(begin)

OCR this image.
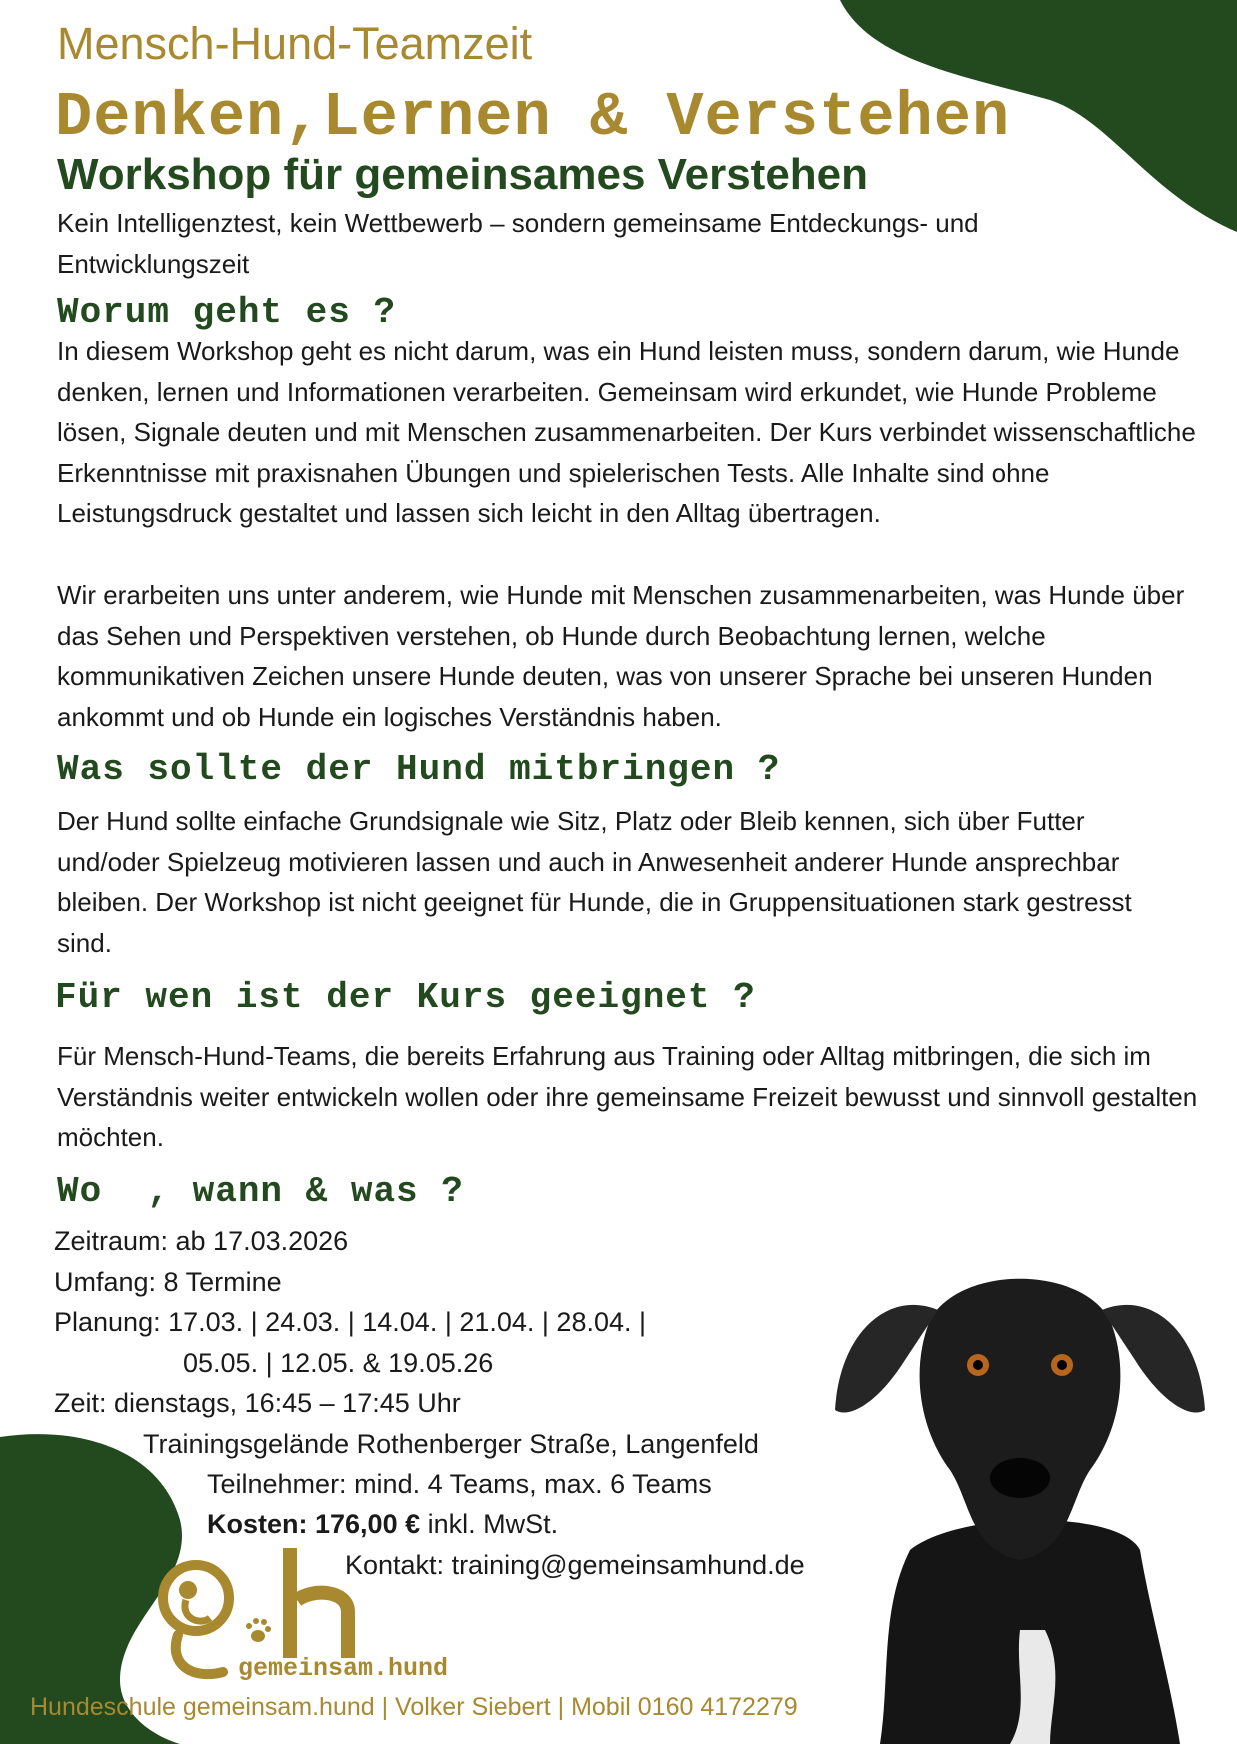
Mensch-Hund-Teamzeit
Denken,Lernen & Verstehen
Workshop für gemeinsames Verstehen
Kein Intelligenztest, kein Wettbewerb – sondern gemeinsame Entdeckungs- und Entwicklungszeit
Worum geht es ?
In diesem Workshop geht es nicht darum, was ein Hund leisten muss, sondern darum, wie Hunde denken, lernen und Informationen verarbeiten. Gemeinsam wird erkundet, wie Hunde Probleme lösen, Signale deuten und mit Menschen zusammenarbeiten. Der Kurs verbindet wissenschaftliche Erkenntnisse mit praxisnahen Übungen und spielerischen Tests. Alle Inhalte sind ohne Leistungsdruck gestaltet und lassen sich leicht in den Alltag übertragen.
Wir erarbeiten uns unter anderem, wie Hunde mit Menschen zusammenarbeiten, was Hunde über das Sehen und Perspektiven verstehen, ob Hunde durch Beobachtung lernen, welche kommunikativen Zeichen unsere Hunde deuten, was von unserer Sprache bei unseren Hunden ankommt und ob Hunde ein logisches Verständnis haben.
Was sollte der Hund mitbringen ?
Der Hund sollte einfache Grundsignale wie Sitz, Platz oder Bleib kennen, sich über Futter und/oder Spielzeug motivieren lassen und auch in Anwesenheit anderer Hunde ansprechbar bleiben. Der Workshop ist nicht geeignet für Hunde, die in Gruppensituationen stark gestresst sind.
Für wen ist der Kurs geeignet ?
Für Mensch-Hund-Teams, die bereits Erfahrung aus Training oder Alltag mitbringen, die sich im Verständnis weiter entwickeln wollen oder ihre gemeinsame Freizeit bewusst und sinnvoll gestalten möchten.
Wo  , wann & was ?
Zeitraum: ab 17.03.2026
Umfang: 8 Termine
Planung: 17.03. | 24.03. | 14.04. | 21.04. | 28.04. |
05.05. | 12.05. & 19.05.26
Zeit: dienstags, 16:45 – 17:45 Uhr
Trainingsgelände Rothenberger Straße, Langenfeld
Teilnehmer: mind. 4 Teams, max. 6 Teams
Kosten: 176,00 € inkl. MwSt.
Kontakt: training@gemeinsamhund.de
gemeinsam.hund
Hundeschule gemeinsam.hund | Volker Siebert | Mobil 0160 4172279
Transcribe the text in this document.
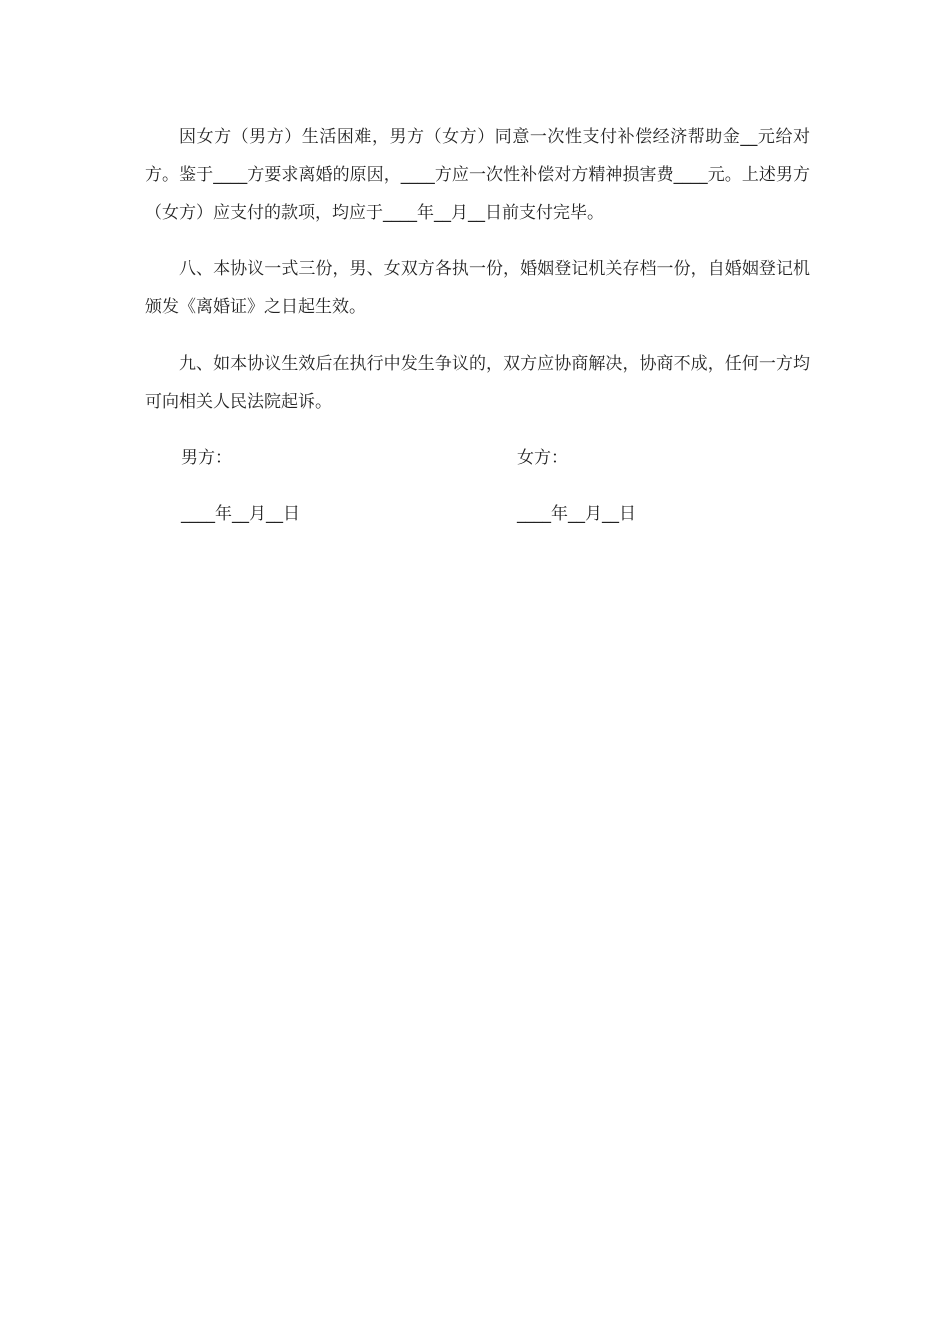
因女方（男方）生活困难，男方（女方）同意一次性支付补偿经济帮助金__元给对方。鉴于____方要求离婚的原因，____方应一次性补偿对方精神损害费____元。上述男方（女方）应支付的款项，均应于____年__月__日前支付完毕。

八、本协议一式三份，男、女双方各执一份，婚姻登记机关存档一份，自婚姻登记机颁发《离婚证》之日起生效。

九、如本协议生效后在执行中发生争议的，双方应协商解决，协商不成，任何一方均可向相关人民法院起诉。

男方：	女方：

____年__月__日	____年__月__日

(end)

* **What this task involves**:
Write out every record above exactly as it stands, but leave out the pictures.

* **Expected output**:
OCR this image.
Mensch-Hund-Teamzeit
Denken,Lernen & Verstehen
Workshop für gemeinsames Verstehen
Kein Intelligenztest, kein Wettbewerb – sondern gemeinsame Entdeckungs- und Entwicklungszeit
Worum geht es ?
In diesem Workshop geht es nicht darum, was ein Hund leisten muss, sondern darum, wie Hunde denken, lernen und Informationen verarbeiten. Gemeinsam wird erkundet, wie Hunde Probleme lösen, Signale deuten und mit Menschen zusammenarbeiten. Der Kurs verbindet wissenschaftliche Erkenntnisse mit praxisnahen Übungen und spielerischen Tests. Alle Inhalte sind ohne Leistungsdruck gestaltet und lassen sich leicht in den Alltag übertragen.
Wir erarbeiten uns unter anderem, wie Hunde mit Menschen zusammenarbeiten, was Hunde über das Sehen und Perspektiven verstehen, ob Hunde durch Beobachtung lernen, welche kommunikativen Zeichen unsere Hunde deuten, was von unserer Sprache bei unseren Hunden ankommt und ob Hunde ein logisches Verständnis haben.
Was sollte der Hund mitbringen ?
Der Hund sollte einfache Grundsignale wie Sitz, Platz oder Bleib kennen, sich über Futter und/oder Spielzeug motivieren lassen und auch in Anwesenheit anderer Hunde ansprechbar bleiben. Der Workshop ist nicht geeignet für Hunde, die in Gruppensituationen stark gestresst sind.
Für wen ist der Kurs geeignet ?
Für Mensch-Hund-Teams, die bereits Erfahrung aus Training oder Alltag mitbringen, die sich im Verständnis weiter entwickeln wollen oder ihre gemeinsame Freizeit bewusst und sinnvoll gestalten möchten.
Wo  , wann & was ?
Zeitraum: ab 17.03.2026
Umfang: 8 Termine
Planung: 17.03. | 24.03. | 14.04. | 21.04. | 28.04. |
05.05. | 12.05. & 19.05.26
Zeit: dienstags, 16:45 – 17:45 Uhr
Trainingsgelände Rothenberger Straße, Langenfeld
Teilnehmer: mind. 4 Teams, max. 6 Teams
Kosten: 176,00 € inkl. MwSt.
Kontakt: training@gemeinsamhund.de
gemeinsam.hund
Hundeschule gemeinsam.hund | Volker Siebert | Mobil 0160 4172279
Transcribe the text in this document.
因女方（男方）生活困难，男方（女方）同意一次性支付补偿经济帮助金__元给对方。鉴于____方要求离婚的原因，____方应一次性补偿对方精神损害费____元。上述男方（女方）应支付的款项，均应于____年__月__日前支付完毕。

八、本协议一式三份，男、女双方各执一份，婚姻登记机关存档一份，自婚姻登记机颁发《离婚证》之日起生效。

九、如本协议生效后在执行中发生争议的，双方应协商解决，协商不成，任何一方均可向相关人民法院起诉。

男方：	女方：

____年__月__日	____年__月__日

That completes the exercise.